> _What needs to be done_
Write out all of the data exactly as it appears.

START Supplied material

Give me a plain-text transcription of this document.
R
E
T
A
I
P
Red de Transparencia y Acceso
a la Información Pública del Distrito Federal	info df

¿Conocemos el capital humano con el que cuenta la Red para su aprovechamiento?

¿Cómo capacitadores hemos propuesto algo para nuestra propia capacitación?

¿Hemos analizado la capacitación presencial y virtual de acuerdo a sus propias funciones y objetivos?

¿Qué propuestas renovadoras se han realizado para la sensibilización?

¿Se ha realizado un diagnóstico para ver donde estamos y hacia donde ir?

END Supplied material

> _Finished task_
Give me a plain-text transcription of this document.
R
E
T
A
I
P
Red de Transparencia y Acceso
a la Información Pública del Distrito Federal	info df

¿Conocemos el capital humano con el que cuenta la Red para su aprovechamiento?

¿Cómo capacitadores hemos propuesto algo para nuestra propia capacitación?

¿Hemos analizado la capacitación presencial y virtual de acuerdo a sus propias funciones y objetivos?

¿Qué propuestas renovadoras se han realizado para la sensibilización?

¿Se ha realizado un diagnóstico para ver donde estamos y hacia donde ir?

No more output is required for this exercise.